Start of Rows

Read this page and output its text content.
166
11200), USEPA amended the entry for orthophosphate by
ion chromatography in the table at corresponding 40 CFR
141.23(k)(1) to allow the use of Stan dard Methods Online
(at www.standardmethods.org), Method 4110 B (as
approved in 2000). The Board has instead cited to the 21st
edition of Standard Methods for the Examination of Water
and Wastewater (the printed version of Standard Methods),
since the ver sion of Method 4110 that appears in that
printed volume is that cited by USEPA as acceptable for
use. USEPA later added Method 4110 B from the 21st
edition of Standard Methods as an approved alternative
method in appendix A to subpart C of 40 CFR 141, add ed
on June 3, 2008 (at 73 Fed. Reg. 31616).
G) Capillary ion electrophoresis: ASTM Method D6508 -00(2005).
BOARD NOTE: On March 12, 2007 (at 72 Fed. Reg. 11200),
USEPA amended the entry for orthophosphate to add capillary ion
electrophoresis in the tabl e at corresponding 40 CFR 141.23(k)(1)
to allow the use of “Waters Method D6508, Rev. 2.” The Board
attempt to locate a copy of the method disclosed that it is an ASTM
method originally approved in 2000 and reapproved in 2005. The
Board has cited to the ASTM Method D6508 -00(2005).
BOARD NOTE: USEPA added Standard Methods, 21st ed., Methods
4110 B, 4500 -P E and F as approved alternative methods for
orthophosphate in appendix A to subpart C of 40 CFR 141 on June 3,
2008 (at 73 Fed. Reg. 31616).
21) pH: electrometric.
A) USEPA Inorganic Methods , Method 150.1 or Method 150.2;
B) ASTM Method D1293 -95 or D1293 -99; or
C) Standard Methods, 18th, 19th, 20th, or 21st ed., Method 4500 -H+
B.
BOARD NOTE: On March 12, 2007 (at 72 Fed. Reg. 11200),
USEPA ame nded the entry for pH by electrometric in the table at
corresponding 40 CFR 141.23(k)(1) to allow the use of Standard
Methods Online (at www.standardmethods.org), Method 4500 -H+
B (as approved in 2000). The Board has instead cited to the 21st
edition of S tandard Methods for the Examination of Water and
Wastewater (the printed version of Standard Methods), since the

End of Rows

Set down every line of the listing above again, exactly as given.

Read this page and output its text content.
166
11200), USEPA amended the entry for orthophosphate by
ion chromatography in the table at corresponding 40 CFR
141.23(k)(1) to allow the use of Stan dard Methods Online
(at www.standardmethods.org), Method 4110 B (as
approved in 2000). The Board has instead cited to the 21st
edition of Standard Methods for the Examination of Water
and Wastewater (the printed version of Standard Methods),
since the ver sion of Method 4110 that appears in that
printed volume is that cited by USEPA as acceptable for
use. USEPA later added Method 4110 B from the 21st
edition of Standard Methods as an approved alternative
method in appendix A to subpart C of 40 CFR 141, add ed
on June 3, 2008 (at 73 Fed. Reg. 31616).
G) Capillary ion electrophoresis: ASTM Method D6508 -00(2005).
BOARD NOTE: On March 12, 2007 (at 72 Fed. Reg. 11200),
USEPA amended the entry for orthophosphate to add capillary ion
electrophoresis in the tabl e at corresponding 40 CFR 141.23(k)(1)
to allow the use of “Waters Method D6508, Rev. 2.” The Board
attempt to locate a copy of the method disclosed that it is an ASTM
method originally approved in 2000 and reapproved in 2005. The
Board has cited to the ASTM Method D6508 -00(2005).
BOARD NOTE: USEPA added Standard Methods, 21st ed., Methods
4110 B, 4500 -P E and F as approved alternative methods for
orthophosphate in appendix A to subpart C of 40 CFR 141 on June 3,
2008 (at 73 Fed. Reg. 31616).
21) pH: electrometric.
A) USEPA Inorganic Methods , Method 150.1 or Method 150.2;
B) ASTM Method D1293 -95 or D1293 -99; or
C) Standard Methods, 18th, 19th, 20th, or 21st ed., Method 4500 -H+
B.
BOARD NOTE: On March 12, 2007 (at 72 Fed. Reg. 11200),
USEPA ame nded the entry for pH by electrometric in the table at
corresponding 40 CFR 141.23(k)(1) to allow the use of Standard
Methods Online (at www.standardmethods.org), Method 4500 -H+
B (as approved in 2000). The Board has instead cited to the 21st
edition of S tandard Methods for the Examination of Water and
Wastewater (the printed version of Standard Methods), since the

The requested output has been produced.